━━━ Supplied records ━━━
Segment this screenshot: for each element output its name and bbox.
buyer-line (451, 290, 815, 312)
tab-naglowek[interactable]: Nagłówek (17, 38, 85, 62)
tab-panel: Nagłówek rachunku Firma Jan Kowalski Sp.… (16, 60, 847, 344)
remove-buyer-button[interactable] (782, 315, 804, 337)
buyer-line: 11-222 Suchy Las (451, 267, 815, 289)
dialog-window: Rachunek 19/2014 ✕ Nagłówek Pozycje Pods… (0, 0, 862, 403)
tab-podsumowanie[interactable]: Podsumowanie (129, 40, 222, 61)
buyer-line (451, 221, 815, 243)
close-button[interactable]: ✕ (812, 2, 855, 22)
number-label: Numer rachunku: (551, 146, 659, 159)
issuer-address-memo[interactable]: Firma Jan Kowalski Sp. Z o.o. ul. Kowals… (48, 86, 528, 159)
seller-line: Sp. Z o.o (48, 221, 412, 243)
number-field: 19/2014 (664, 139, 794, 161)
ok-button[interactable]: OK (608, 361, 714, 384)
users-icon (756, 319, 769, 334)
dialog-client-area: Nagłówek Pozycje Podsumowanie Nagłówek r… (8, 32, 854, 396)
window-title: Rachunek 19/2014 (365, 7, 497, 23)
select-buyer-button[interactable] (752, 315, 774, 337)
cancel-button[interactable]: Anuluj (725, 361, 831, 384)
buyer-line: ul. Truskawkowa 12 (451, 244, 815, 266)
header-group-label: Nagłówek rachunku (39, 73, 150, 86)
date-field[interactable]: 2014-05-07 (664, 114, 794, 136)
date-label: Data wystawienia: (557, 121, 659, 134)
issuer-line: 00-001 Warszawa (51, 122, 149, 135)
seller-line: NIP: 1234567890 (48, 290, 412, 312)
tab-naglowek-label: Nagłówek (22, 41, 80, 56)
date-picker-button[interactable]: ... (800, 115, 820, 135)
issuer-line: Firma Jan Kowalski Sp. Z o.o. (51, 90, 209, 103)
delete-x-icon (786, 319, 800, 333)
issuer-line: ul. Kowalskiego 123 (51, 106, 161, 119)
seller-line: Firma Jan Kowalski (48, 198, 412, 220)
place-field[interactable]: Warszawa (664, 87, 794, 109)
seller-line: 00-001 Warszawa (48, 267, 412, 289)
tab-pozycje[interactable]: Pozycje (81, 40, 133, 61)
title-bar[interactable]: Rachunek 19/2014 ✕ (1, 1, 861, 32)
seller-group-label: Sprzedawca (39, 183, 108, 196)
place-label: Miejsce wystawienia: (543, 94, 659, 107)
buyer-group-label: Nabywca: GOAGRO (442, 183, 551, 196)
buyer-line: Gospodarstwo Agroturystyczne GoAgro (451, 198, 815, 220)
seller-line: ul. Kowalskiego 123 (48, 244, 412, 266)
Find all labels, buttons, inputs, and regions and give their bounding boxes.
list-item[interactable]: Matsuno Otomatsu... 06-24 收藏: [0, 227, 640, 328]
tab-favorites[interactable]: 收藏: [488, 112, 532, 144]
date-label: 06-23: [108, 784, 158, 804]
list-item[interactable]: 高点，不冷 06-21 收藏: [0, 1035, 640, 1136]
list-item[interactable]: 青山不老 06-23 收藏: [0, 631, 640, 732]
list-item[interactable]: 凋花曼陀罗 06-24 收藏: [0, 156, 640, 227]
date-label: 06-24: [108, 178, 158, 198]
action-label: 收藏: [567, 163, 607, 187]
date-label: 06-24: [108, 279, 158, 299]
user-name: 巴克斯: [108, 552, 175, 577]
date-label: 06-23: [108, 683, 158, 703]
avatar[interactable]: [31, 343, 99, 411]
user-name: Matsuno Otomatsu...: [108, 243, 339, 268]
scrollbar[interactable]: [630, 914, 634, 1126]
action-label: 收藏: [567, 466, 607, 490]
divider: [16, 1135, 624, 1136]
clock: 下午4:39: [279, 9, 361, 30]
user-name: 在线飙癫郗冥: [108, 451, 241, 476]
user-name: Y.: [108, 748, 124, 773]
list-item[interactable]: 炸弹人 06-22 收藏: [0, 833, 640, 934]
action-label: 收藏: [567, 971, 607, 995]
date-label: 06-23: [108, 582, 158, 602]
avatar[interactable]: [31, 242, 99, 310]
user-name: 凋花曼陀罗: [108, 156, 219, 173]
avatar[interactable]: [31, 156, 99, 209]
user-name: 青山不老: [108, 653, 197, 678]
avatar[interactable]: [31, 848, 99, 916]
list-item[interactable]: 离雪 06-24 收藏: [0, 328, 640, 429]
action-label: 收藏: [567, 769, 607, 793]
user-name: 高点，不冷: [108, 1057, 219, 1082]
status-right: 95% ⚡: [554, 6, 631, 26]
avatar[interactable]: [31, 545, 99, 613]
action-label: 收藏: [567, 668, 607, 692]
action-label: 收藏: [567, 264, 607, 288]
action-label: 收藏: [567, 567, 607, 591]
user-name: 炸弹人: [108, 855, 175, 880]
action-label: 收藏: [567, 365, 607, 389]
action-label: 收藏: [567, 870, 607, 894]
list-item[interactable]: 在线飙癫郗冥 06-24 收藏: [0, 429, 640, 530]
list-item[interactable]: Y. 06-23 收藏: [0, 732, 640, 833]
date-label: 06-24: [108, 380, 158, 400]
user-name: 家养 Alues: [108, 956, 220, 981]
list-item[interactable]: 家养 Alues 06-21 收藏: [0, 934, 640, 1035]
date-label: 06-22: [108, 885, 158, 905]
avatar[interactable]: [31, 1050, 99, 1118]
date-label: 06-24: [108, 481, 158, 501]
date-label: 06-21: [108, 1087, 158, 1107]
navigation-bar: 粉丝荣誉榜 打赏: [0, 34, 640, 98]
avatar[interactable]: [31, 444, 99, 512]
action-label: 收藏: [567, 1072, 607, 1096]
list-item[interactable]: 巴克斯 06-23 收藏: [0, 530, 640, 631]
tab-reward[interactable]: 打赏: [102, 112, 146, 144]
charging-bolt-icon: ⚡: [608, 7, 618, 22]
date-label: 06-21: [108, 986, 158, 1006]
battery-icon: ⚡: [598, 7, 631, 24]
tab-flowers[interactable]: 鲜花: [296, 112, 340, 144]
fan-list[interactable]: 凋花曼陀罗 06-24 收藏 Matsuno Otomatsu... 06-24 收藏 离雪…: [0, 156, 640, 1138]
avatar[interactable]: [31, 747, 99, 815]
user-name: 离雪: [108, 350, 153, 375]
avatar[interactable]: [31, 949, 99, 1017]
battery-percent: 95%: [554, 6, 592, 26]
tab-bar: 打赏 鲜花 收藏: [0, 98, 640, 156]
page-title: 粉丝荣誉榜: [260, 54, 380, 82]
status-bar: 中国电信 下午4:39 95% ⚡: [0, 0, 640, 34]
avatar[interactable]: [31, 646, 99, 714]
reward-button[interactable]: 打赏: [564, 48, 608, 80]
━━━
■ Task objective
Please print all of the rows above again, with every character unchanged.

■ Exercise answer
Segment this screenshot: for each element output its name and bbox.
buyer-line (451, 290, 815, 312)
tab-naglowek[interactable]: Nagłówek (17, 38, 85, 62)
tab-panel: Nagłówek rachunku Firma Jan Kowalski Sp.… (16, 60, 847, 344)
remove-buyer-button[interactable] (782, 315, 804, 337)
buyer-line: 11-222 Suchy Las (451, 267, 815, 289)
dialog-window: Rachunek 19/2014 ✕ Nagłówek Pozycje Pods… (0, 0, 862, 403)
tab-podsumowanie[interactable]: Podsumowanie (129, 40, 222, 61)
buyer-line (451, 221, 815, 243)
close-button[interactable]: ✕ (812, 2, 855, 22)
number-label: Numer rachunku: (551, 146, 659, 159)
issuer-address-memo[interactable]: Firma Jan Kowalski Sp. Z o.o. ul. Kowals… (48, 86, 528, 159)
seller-line: Sp. Z o.o (48, 221, 412, 243)
number-field: 19/2014 (664, 139, 794, 161)
ok-button[interactable]: OK (608, 361, 714, 384)
users-icon (756, 319, 769, 334)
dialog-client-area: Nagłówek Pozycje Podsumowanie Nagłówek r… (8, 32, 854, 396)
window-title: Rachunek 19/2014 (365, 7, 497, 23)
select-buyer-button[interactable] (752, 315, 774, 337)
cancel-button[interactable]: Anuluj (725, 361, 831, 384)
buyer-line: ul. Truskawkowa 12 (451, 244, 815, 266)
header-group-label: Nagłówek rachunku (39, 73, 150, 86)
date-field[interactable]: 2014-05-07 (664, 114, 794, 136)
date-label: Data wystawienia: (557, 121, 659, 134)
issuer-line: 00-001 Warszawa (51, 122, 149, 135)
seller-line: NIP: 1234567890 (48, 290, 412, 312)
tab-naglowek-label: Nagłówek (22, 41, 80, 56)
date-picker-button[interactable]: ... (800, 115, 820, 135)
issuer-line: Firma Jan Kowalski Sp. Z o.o. (51, 90, 209, 103)
delete-x-icon (786, 319, 800, 333)
issuer-line: ul. Kowalskiego 123 (51, 106, 161, 119)
seller-line: Firma Jan Kowalski (48, 198, 412, 220)
place-field[interactable]: Warszawa (664, 87, 794, 109)
seller-line: 00-001 Warszawa (48, 267, 412, 289)
tab-pozycje[interactable]: Pozycje (81, 40, 133, 61)
title-bar[interactable]: Rachunek 19/2014 ✕ (1, 1, 861, 32)
seller-group-label: Sprzedawca (39, 183, 108, 196)
place-label: Miejsce wystawienia: (543, 94, 659, 107)
buyer-group-label: Nabywca: GOAGRO (442, 183, 551, 196)
buyer-line: Gospodarstwo Agroturystyczne GoAgro (451, 198, 815, 220)
seller-line: ul. Kowalskiego 123 (48, 244, 412, 266)
Find all labels, buttons, inputs, and regions and give their bounding boxes.
list-item[interactable]: Matsuno Otomatsu... 06-24 收藏: [0, 227, 640, 328]
tab-favorites[interactable]: 收藏: [488, 112, 532, 144]
date-label: 06-23: [108, 784, 158, 804]
list-item[interactable]: 高点，不冷 06-21 收藏: [0, 1035, 640, 1136]
list-item[interactable]: 青山不老 06-23 收藏: [0, 631, 640, 732]
list-item[interactable]: 凋花曼陀罗 06-24 收藏: [0, 156, 640, 227]
date-label: 06-24: [108, 178, 158, 198]
action-label: 收藏: [567, 163, 607, 187]
date-label: 06-24: [108, 279, 158, 299]
user-name: 巴克斯: [108, 552, 175, 577]
date-label: 06-23: [108, 683, 158, 703]
avatar[interactable]: [31, 343, 99, 411]
user-name: Matsuno Otomatsu...: [108, 243, 339, 268]
scrollbar[interactable]: [630, 914, 634, 1126]
action-label: 收藏: [567, 466, 607, 490]
divider: [16, 1135, 624, 1136]
clock: 下午4:39: [279, 9, 361, 30]
user-name: 在线飙癫郗冥: [108, 451, 241, 476]
user-name: Y.: [108, 748, 124, 773]
list-item[interactable]: 炸弹人 06-22 收藏: [0, 833, 640, 934]
action-label: 收藏: [567, 971, 607, 995]
date-label: 06-23: [108, 582, 158, 602]
avatar[interactable]: [31, 242, 99, 310]
user-name: 凋花曼陀罗: [108, 156, 219, 173]
avatar[interactable]: [31, 156, 99, 209]
user-name: 青山不老: [108, 653, 197, 678]
avatar[interactable]: [31, 848, 99, 916]
list-item[interactable]: 离雪 06-24 收藏: [0, 328, 640, 429]
action-label: 收藏: [567, 769, 607, 793]
user-name: 高点，不冷: [108, 1057, 219, 1082]
status-right: 95% ⚡: [554, 6, 631, 26]
avatar[interactable]: [31, 545, 99, 613]
action-label: 收藏: [567, 668, 607, 692]
action-label: 收藏: [567, 264, 607, 288]
action-label: 收藏: [567, 567, 607, 591]
user-name: 炸弹人: [108, 855, 175, 880]
action-label: 收藏: [567, 365, 607, 389]
action-label: 收藏: [567, 870, 607, 894]
list-item[interactable]: 在线飙癫郗冥 06-24 收藏: [0, 429, 640, 530]
list-item[interactable]: Y. 06-23 收藏: [0, 732, 640, 833]
date-label: 06-24: [108, 380, 158, 400]
user-name: 家养 Alues: [108, 956, 220, 981]
list-item[interactable]: 家养 Alues 06-21 收藏: [0, 934, 640, 1035]
date-label: 06-22: [108, 885, 158, 905]
avatar[interactable]: [31, 1050, 99, 1118]
date-label: 06-24: [108, 481, 158, 501]
date-label: 06-21: [108, 1087, 158, 1107]
navigation-bar: 粉丝荣誉榜 打赏: [0, 34, 640, 98]
avatar[interactable]: [31, 444, 99, 512]
action-label: 收藏: [567, 1072, 607, 1096]
list-item[interactable]: 巴克斯 06-23 收藏: [0, 530, 640, 631]
tab-reward[interactable]: 打赏: [102, 112, 146, 144]
charging-bolt-icon: ⚡: [608, 7, 618, 22]
date-label: 06-21: [108, 986, 158, 1006]
battery-icon: ⚡: [598, 7, 631, 24]
tab-flowers[interactable]: 鲜花: [296, 112, 340, 144]
fan-list[interactable]: 凋花曼陀罗 06-24 收藏 Matsuno Otomatsu... 06-24 收藏 离雪…: [0, 156, 640, 1138]
avatar[interactable]: [31, 747, 99, 815]
user-name: 离雪: [108, 350, 153, 375]
avatar[interactable]: [31, 949, 99, 1017]
battery-percent: 95%: [554, 6, 592, 26]
tab-bar: 打赏 鲜花 收藏: [0, 98, 640, 156]
page-title: 粉丝荣誉榜: [260, 54, 380, 82]
status-bar: 中国电信 下午4:39 95% ⚡: [0, 0, 640, 34]
avatar[interactable]: [31, 646, 99, 714]
reward-button[interactable]: 打赏: [564, 48, 608, 80]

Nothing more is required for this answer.